## Begin DOCUMENT

Given that for a node of degree $k$, if nothing has been deleted below it, it will have $2^k$ nodes, we can calculate the maximum number of nodes in a heap of max degree $k$.
\begin{align*}
    &N = \sum_{d=0}^{k} \; d^2 \\
    &\therefore \; k \leq \lfloor\log_2(N)\rfloor
\end{align*}
Substituting  $D_{max}(N)$ back in for $k$:
$$
D_{max}(N) \leq \lfloor\log_2(N)\rfloor.
$$

# Part e

Let $N_k$ denote the number of nodes in a *maximally decreased* tree of degree $k$.
By definition, a node of degree $k$ must have exactly $k$ children. By the rules of Fibonacci heaps and binomial trees, each of these children are subtrees with their own degrees.

By looking at the maximally decreased trees shown in Figure 1 on the assignment sheet, it can be seen that the number of nodes in a tree follows the Fibonacci sequence.
This is evident from the fact that $N_0$, $N_1$, $N_2$ and $N_3$ are 1, 2, 3 and 5 nodes respectively. This also holds true for $N_4$ which has 8 nodes.

Let $F_n$ represent the $n^{\text{th}}$ number in the Fibonacci sequence, defined in the same way as Figure 1 in the assignment sheet. (*i.e.* $F_0 = 0$, $F_1 = 1$, $F_2 = 1$ etc\ldots)

The number of nodes in a maximally decreased tree of degree $k$ is: $N_k = F_{k+2}$.

# Part f

Using the definitions of $N_k$ and $F_n$ defined in Part e, we want to show that $N_k = F_{k+2}$.

## Base cases
For $N_0$ this holds true since there is 1 node in a maximally decreased tree of degree 0: the root. If you were to delete this node, the tree would not exist. 1 is the $0+2 = 2^{\text{nd}}$ number in the Fibonacci sequence.
Therefore: $N_0 = F_{2} = 1$.

## End DOCUMENT

▸ **PROBLEM TO WORK ON**:
Quote the Fibonacci heap write-up word for word, starting at the words "This is evident" and ending after "has 8 nodes.".

## Begin PROVIDED INFORMATION

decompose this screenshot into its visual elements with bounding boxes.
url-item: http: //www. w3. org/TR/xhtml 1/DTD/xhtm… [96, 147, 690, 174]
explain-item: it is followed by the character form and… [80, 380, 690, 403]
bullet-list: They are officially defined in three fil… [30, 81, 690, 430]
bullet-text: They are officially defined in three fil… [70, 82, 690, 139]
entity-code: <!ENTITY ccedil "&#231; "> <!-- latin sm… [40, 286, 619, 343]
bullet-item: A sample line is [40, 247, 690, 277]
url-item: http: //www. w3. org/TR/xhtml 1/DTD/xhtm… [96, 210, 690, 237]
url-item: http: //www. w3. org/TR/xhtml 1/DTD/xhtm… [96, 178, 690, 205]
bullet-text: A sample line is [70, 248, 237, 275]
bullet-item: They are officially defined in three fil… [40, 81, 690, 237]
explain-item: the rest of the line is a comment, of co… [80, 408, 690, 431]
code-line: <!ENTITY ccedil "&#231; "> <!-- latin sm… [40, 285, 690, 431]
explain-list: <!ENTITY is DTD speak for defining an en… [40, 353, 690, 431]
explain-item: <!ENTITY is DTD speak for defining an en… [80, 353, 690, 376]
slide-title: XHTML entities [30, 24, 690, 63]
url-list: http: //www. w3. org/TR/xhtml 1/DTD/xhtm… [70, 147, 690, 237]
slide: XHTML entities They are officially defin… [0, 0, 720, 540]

## End PROVIDED INFORMATION
## Begin PROVIDED INFORMATION

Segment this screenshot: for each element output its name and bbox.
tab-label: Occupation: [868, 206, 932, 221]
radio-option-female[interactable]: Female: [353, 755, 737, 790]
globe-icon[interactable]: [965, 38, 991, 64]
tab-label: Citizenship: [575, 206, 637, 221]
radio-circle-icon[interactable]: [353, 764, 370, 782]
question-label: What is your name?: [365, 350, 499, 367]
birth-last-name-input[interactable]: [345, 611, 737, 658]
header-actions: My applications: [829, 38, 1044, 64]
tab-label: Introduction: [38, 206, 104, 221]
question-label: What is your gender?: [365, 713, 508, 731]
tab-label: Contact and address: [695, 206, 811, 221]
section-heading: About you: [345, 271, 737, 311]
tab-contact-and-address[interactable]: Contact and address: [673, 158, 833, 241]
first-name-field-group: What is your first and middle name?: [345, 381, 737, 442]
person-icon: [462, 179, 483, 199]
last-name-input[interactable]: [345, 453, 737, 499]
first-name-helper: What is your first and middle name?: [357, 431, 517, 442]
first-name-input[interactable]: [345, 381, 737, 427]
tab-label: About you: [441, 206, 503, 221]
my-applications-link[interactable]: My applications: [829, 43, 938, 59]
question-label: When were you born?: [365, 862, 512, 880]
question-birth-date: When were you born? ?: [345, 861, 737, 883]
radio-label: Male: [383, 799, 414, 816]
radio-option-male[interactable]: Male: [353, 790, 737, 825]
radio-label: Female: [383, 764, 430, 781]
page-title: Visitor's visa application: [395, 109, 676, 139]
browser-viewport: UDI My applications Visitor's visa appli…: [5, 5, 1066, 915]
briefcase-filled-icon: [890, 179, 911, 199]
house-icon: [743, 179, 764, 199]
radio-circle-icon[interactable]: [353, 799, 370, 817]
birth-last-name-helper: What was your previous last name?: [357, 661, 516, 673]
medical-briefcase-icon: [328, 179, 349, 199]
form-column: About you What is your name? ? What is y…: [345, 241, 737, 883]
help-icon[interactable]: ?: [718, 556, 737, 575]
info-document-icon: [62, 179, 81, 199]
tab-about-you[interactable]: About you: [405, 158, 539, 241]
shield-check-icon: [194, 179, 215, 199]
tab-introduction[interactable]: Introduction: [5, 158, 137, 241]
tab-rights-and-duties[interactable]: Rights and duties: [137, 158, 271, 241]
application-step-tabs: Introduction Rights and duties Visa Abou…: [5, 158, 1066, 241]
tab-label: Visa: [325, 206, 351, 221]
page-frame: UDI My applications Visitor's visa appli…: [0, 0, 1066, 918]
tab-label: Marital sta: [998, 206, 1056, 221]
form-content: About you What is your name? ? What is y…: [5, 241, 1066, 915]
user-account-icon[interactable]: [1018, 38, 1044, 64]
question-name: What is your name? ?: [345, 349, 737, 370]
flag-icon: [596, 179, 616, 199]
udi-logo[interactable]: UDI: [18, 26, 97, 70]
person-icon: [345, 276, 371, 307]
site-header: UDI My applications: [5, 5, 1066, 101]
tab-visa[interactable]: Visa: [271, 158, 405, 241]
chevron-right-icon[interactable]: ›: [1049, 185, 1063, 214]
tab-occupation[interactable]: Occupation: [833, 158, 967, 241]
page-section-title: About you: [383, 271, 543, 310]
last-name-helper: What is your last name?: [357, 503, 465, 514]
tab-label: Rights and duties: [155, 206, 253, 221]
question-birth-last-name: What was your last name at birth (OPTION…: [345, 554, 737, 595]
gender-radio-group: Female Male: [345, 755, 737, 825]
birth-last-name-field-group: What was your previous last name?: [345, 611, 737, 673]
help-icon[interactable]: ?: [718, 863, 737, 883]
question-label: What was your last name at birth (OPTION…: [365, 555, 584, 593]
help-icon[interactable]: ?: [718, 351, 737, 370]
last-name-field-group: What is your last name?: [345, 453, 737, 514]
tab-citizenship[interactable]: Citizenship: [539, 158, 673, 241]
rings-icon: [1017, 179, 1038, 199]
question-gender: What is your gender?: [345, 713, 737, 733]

## End PROVIDED INFORMATION

▸ **WRITTEN ANSWER**:
This is evident from the fact that $N_0$, $N_1$, $N_2$ and $N_3$ are 1, 2, 3 and 5 nodes respectively. This also holds true for $N_4$ which has 8 nodes.